## Your task
Transcribe every entry below word for word, but skip the pictures.

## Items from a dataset
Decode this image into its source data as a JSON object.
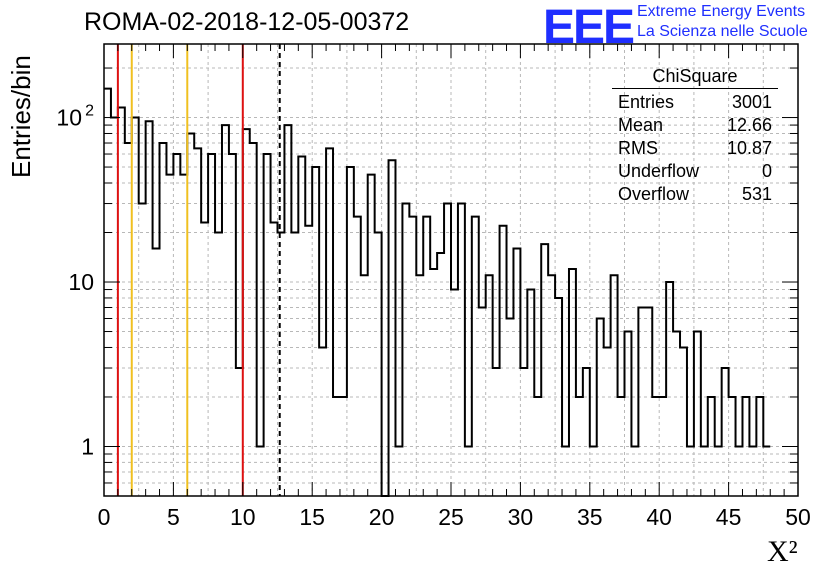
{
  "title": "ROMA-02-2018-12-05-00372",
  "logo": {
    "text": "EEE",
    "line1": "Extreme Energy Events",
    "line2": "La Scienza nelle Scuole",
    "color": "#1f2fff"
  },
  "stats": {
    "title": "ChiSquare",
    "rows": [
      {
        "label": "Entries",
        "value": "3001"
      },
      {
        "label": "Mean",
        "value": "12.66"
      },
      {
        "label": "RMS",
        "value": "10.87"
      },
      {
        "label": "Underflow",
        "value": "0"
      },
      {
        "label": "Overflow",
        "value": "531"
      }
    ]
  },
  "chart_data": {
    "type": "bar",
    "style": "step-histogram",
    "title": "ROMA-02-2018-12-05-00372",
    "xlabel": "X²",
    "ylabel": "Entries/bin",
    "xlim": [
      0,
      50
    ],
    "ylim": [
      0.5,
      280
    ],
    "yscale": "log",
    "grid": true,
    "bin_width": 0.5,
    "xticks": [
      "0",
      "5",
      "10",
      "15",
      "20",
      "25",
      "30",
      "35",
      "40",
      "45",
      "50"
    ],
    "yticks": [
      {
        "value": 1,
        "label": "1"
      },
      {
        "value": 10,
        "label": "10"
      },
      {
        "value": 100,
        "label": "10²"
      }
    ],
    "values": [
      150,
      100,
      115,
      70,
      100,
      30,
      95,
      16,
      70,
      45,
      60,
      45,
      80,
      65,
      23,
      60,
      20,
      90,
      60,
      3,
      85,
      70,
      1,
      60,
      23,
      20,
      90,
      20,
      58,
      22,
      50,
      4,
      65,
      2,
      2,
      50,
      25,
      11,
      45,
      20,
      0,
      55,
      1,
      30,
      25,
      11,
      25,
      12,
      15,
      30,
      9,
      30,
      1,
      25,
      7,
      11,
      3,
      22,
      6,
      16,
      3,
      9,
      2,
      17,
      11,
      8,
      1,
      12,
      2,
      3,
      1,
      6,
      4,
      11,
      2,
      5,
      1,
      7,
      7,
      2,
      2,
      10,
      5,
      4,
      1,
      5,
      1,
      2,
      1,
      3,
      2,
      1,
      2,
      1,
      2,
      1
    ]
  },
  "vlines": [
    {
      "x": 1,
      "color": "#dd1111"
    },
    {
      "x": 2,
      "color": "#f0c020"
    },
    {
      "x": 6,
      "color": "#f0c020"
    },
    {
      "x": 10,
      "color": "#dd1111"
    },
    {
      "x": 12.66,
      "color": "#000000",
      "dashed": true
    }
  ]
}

## Response to this exercise
Decode this image into its source data as a JSON object.
{
  "title": "ROMA-02-2018-12-05-00372",
  "logo": {
    "text": "EEE",
    "line1": "Extreme Energy Events",
    "line2": "La Scienza nelle Scuole",
    "color": "#1f2fff"
  },
  "stats": {
    "title": "ChiSquare",
    "rows": [
      {
        "label": "Entries",
        "value": "3001"
      },
      {
        "label": "Mean",
        "value": "12.66"
      },
      {
        "label": "RMS",
        "value": "10.87"
      },
      {
        "label": "Underflow",
        "value": "0"
      },
      {
        "label": "Overflow",
        "value": "531"
      }
    ]
  },
  "chart_data": {
    "type": "bar",
    "style": "step-histogram",
    "title": "ROMA-02-2018-12-05-00372",
    "xlabel": "X²",
    "ylabel": "Entries/bin",
    "xlim": [
      0,
      50
    ],
    "ylim": [
      0.5,
      280
    ],
    "yscale": "log",
    "grid": true,
    "bin_width": 0.5,
    "xticks": [
      "0",
      "5",
      "10",
      "15",
      "20",
      "25",
      "30",
      "35",
      "40",
      "45",
      "50"
    ],
    "yticks": [
      {
        "value": 1,
        "label": "1"
      },
      {
        "value": 10,
        "label": "10"
      },
      {
        "value": 100,
        "label": "10²"
      }
    ],
    "values": [
      150,
      100,
      115,
      70,
      100,
      30,
      95,
      16,
      70,
      45,
      60,
      45,
      80,
      65,
      23,
      60,
      20,
      90,
      60,
      3,
      85,
      70,
      1,
      60,
      23,
      20,
      90,
      20,
      58,
      22,
      50,
      4,
      65,
      2,
      2,
      50,
      25,
      11,
      45,
      20,
      0,
      55,
      1,
      30,
      25,
      11,
      25,
      12,
      15,
      30,
      9,
      30,
      1,
      25,
      7,
      11,
      3,
      22,
      6,
      16,
      3,
      9,
      2,
      17,
      11,
      8,
      1,
      12,
      2,
      3,
      1,
      6,
      4,
      11,
      2,
      5,
      1,
      7,
      7,
      2,
      2,
      10,
      5,
      4,
      1,
      5,
      1,
      2,
      1,
      3,
      2,
      1,
      2,
      1,
      2,
      1
    ]
  },
  "vlines": [
    {
      "x": 1,
      "color": "#dd1111"
    },
    {
      "x": 2,
      "color": "#f0c020"
    },
    {
      "x": 6,
      "color": "#f0c020"
    },
    {
      "x": 10,
      "color": "#dd1111"
    },
    {
      "x": 12.66,
      "color": "#000000",
      "dashed": true
    }
  ]
}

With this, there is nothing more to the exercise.